■ DIRECTIONS FOR THIS TASK ■
Every line containing the word "high" needs to be found and copied.

■ PROVIDED RECORDS ■

###

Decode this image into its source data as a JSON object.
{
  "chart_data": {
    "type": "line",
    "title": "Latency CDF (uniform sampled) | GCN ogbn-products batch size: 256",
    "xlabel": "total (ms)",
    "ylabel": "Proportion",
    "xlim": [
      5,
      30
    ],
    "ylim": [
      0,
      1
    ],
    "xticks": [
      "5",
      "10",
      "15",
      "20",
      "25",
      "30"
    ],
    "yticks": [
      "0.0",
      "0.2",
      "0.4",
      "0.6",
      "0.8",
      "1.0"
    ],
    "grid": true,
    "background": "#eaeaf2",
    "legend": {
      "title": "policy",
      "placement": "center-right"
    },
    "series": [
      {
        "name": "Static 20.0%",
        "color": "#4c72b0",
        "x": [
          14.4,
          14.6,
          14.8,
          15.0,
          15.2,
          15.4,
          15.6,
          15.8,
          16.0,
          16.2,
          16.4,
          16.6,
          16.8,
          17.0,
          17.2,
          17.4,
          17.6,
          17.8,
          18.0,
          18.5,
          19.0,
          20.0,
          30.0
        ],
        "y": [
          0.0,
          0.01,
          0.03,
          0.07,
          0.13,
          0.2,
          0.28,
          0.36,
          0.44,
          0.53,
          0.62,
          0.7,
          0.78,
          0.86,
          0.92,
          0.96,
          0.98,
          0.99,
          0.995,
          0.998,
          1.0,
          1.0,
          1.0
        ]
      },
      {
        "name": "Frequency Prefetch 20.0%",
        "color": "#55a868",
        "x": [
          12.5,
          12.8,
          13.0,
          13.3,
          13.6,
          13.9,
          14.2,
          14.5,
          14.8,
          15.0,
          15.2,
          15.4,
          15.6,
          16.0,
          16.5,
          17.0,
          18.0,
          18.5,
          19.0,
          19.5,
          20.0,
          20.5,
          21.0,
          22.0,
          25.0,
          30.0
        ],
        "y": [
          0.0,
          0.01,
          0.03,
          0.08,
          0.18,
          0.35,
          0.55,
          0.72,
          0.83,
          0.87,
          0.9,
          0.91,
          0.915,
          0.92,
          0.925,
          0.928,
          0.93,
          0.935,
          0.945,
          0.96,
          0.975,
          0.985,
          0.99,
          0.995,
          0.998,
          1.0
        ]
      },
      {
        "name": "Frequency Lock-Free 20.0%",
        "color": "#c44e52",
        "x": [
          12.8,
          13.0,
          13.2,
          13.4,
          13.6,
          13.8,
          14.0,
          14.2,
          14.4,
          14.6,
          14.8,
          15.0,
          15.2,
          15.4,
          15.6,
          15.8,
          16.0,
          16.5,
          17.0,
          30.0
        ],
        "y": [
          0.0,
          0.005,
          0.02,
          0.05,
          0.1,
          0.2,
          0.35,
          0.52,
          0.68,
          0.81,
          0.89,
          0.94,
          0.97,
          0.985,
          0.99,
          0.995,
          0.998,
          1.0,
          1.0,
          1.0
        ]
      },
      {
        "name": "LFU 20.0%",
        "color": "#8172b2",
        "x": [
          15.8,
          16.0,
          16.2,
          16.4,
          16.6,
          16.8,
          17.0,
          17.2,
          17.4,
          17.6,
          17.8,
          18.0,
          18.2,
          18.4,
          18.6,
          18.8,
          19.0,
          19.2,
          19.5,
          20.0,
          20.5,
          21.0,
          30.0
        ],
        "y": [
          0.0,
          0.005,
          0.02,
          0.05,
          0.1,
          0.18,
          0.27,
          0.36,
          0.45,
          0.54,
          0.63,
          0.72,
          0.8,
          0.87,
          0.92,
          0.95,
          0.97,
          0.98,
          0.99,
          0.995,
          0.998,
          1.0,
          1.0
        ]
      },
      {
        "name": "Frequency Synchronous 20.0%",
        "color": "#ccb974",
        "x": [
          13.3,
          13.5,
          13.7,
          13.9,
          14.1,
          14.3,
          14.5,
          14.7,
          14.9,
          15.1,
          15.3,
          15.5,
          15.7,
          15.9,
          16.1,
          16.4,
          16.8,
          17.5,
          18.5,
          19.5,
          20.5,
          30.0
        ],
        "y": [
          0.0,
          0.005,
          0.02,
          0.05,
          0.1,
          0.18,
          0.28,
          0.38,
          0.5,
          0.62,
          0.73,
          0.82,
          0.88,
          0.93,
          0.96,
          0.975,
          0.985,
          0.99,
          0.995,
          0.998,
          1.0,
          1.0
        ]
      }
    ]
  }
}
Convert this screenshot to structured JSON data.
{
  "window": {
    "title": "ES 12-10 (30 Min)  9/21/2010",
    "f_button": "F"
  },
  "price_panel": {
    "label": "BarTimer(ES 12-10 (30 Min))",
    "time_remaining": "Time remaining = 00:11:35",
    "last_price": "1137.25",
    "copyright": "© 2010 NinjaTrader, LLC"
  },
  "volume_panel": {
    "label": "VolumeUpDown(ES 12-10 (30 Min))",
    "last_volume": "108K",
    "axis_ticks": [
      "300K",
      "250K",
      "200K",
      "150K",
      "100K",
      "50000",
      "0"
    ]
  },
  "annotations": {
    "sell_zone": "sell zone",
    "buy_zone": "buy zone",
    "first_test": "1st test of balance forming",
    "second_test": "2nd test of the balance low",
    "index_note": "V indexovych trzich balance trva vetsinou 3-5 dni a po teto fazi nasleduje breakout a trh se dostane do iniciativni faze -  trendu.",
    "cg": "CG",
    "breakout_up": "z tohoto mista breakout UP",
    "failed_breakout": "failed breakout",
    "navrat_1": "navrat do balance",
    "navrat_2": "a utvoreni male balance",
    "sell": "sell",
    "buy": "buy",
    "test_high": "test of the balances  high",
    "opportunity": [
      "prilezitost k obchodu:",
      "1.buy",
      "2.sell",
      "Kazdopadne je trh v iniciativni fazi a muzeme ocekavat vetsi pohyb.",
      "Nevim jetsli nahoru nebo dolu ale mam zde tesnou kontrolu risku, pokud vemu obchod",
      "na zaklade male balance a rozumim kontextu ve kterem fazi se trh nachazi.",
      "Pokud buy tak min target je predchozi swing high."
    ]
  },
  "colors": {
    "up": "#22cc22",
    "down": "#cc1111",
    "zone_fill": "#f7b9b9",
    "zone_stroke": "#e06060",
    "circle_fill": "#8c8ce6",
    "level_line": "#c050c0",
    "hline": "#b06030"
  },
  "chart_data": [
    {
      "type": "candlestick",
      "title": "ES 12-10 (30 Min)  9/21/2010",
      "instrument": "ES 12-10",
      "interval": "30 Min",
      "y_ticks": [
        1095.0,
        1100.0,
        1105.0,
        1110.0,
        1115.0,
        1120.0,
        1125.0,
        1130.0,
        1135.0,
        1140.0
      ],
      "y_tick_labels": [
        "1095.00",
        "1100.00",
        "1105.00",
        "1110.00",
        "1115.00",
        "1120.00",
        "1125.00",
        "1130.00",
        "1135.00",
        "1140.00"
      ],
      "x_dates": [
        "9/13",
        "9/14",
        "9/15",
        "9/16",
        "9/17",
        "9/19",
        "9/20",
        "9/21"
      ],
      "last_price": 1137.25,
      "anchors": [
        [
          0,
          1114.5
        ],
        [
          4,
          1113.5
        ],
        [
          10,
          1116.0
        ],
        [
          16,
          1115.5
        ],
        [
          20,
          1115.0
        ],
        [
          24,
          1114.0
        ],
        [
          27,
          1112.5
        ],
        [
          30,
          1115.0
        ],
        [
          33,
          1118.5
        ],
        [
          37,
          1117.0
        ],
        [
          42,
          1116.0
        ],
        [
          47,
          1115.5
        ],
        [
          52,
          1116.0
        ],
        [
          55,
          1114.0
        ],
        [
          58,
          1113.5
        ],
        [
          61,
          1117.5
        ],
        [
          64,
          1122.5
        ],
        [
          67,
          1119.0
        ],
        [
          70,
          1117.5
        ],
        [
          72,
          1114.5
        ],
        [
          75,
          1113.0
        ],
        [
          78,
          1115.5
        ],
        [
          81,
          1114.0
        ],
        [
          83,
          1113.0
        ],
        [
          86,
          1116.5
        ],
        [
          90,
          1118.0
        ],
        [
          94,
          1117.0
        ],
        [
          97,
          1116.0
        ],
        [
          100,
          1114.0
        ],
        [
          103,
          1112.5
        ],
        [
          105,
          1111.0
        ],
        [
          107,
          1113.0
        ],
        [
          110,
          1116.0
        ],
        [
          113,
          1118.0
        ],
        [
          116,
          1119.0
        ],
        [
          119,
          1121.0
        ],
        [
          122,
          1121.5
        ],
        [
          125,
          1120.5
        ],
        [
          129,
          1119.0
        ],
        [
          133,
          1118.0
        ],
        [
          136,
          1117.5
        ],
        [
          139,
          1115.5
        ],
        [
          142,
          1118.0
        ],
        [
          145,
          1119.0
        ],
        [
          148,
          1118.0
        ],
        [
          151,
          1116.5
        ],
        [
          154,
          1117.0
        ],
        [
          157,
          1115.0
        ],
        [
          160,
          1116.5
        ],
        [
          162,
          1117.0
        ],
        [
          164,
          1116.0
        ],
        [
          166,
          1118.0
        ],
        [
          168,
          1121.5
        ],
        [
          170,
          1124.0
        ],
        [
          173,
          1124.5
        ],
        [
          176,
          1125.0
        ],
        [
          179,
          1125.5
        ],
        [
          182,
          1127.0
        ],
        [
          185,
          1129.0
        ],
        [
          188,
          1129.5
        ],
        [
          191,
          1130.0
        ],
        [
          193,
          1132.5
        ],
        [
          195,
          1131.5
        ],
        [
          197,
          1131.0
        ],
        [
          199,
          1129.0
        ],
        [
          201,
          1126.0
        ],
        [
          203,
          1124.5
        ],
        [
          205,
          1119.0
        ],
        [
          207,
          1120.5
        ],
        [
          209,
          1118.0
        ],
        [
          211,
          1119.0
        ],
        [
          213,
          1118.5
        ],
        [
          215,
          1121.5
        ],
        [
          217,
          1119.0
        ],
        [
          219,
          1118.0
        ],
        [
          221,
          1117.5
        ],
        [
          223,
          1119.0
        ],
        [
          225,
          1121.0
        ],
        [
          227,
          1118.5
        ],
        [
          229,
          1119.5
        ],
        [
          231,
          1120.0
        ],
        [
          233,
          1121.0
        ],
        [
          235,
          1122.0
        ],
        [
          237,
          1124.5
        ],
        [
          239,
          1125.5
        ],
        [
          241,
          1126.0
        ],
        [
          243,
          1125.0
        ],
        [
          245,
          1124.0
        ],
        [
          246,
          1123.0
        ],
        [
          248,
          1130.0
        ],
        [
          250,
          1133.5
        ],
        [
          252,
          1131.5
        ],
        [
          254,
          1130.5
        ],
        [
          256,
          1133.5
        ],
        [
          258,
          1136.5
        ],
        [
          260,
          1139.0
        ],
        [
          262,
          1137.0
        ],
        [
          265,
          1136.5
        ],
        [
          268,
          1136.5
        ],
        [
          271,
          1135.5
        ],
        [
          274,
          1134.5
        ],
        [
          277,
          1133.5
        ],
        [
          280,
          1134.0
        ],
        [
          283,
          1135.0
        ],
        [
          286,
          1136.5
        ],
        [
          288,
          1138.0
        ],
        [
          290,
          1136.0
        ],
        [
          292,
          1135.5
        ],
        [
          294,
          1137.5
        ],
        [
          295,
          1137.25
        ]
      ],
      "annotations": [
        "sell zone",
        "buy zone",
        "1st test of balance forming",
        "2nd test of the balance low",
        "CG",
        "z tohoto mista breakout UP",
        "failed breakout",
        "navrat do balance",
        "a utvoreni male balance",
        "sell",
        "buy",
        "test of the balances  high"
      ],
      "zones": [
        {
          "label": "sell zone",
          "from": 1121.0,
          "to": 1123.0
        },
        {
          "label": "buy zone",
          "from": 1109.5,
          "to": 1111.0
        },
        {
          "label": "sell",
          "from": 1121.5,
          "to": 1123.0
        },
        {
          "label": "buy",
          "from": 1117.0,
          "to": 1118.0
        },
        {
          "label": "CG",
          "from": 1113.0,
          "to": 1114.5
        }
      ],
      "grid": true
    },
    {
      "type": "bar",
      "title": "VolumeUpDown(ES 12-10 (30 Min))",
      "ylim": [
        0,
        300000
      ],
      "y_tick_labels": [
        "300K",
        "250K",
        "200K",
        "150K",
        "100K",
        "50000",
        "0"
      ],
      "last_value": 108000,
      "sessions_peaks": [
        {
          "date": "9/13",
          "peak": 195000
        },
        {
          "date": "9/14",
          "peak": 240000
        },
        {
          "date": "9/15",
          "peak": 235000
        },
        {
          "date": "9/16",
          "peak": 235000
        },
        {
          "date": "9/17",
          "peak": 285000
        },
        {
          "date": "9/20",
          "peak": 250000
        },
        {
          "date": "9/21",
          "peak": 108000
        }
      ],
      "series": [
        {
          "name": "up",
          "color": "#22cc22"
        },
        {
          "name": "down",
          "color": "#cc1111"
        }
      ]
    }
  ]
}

###

■ RESULT OF THIS TASK ■
    "test_high": "test of the balances  high",
      "Pokud buy tak min target je predchozi swing high."
        "test of the balances  high"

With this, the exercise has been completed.